§ EXERCISE INSTRUCTIONS
Copy the entries below exactly. Images do not belong in the copy.

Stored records
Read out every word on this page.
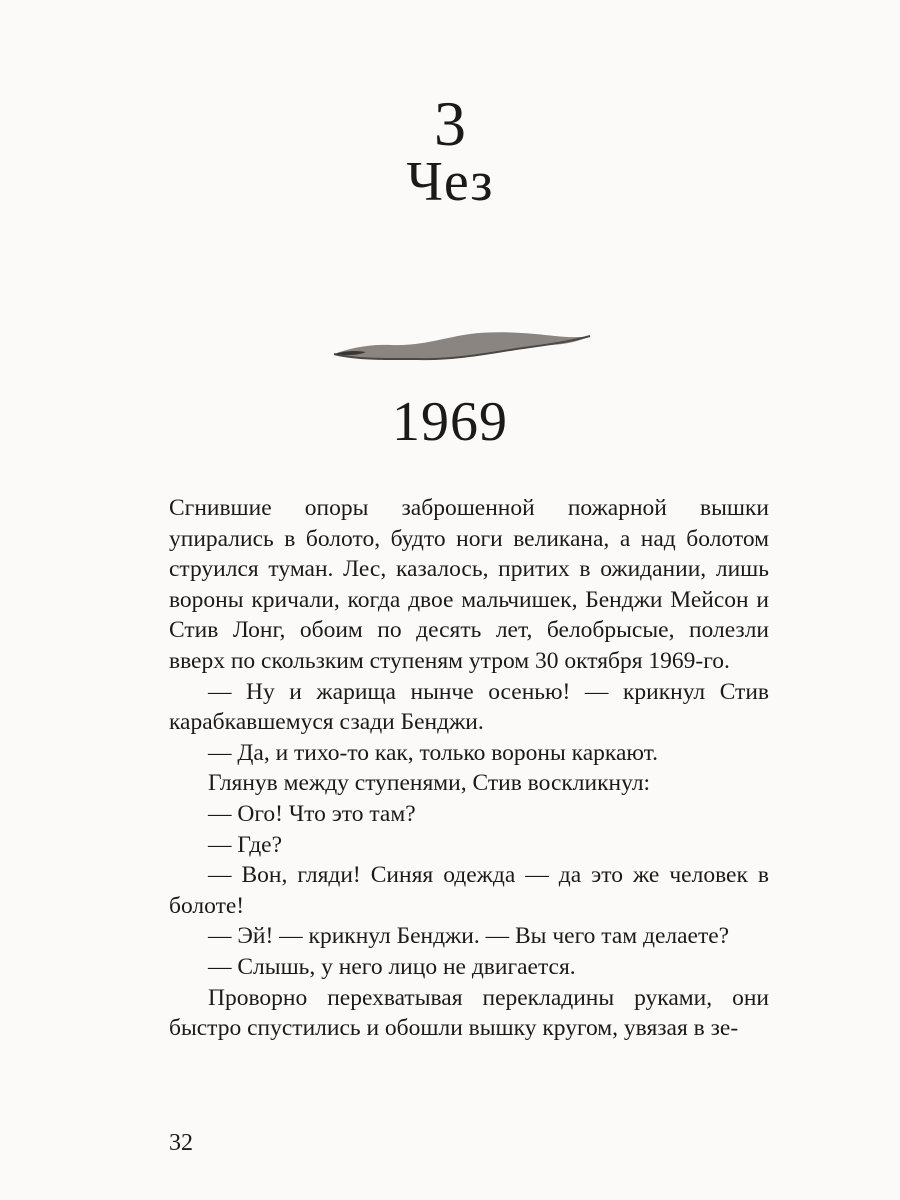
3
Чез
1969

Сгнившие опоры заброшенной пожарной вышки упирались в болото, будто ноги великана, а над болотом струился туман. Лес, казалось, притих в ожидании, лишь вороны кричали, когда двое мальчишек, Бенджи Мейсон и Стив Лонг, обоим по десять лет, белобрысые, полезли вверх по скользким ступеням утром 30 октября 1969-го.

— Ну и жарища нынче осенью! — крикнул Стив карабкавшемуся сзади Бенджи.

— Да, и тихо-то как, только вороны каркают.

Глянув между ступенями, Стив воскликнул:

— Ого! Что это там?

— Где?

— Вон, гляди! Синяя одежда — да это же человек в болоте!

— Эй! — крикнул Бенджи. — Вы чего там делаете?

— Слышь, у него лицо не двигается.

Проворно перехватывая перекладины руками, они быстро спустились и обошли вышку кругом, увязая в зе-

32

§ REPLY TO THE EXERCISE
Read out every word on this page.
3
Чез
1969

Сгнившие опоры заброшенной пожарной вышки упирались в болото, будто ноги великана, а над болотом струился туман. Лес, казалось, притих в ожидании, лишь вороны кричали, когда двое мальчишек, Бенджи Мейсон и Стив Лонг, обоим по десять лет, белобрысые, полезли вверх по скользким ступеням утром 30 октября 1969-го.

— Ну и жарища нынче осенью! — крикнул Стив карабкавшемуся сзади Бенджи.

— Да, и тихо-то как, только вороны каркают.

Глянув между ступенями, Стив воскликнул:

— Ого! Что это там?

— Где?

— Вон, гляди! Синяя одежда — да это же человек в болоте!

— Эй! — крикнул Бенджи. — Вы чего там делаете?

— Слышь, у него лицо не двигается.

Проворно перехватывая перекладины руками, они быстро спустились и обошли вышку кругом, увязая в зе-

32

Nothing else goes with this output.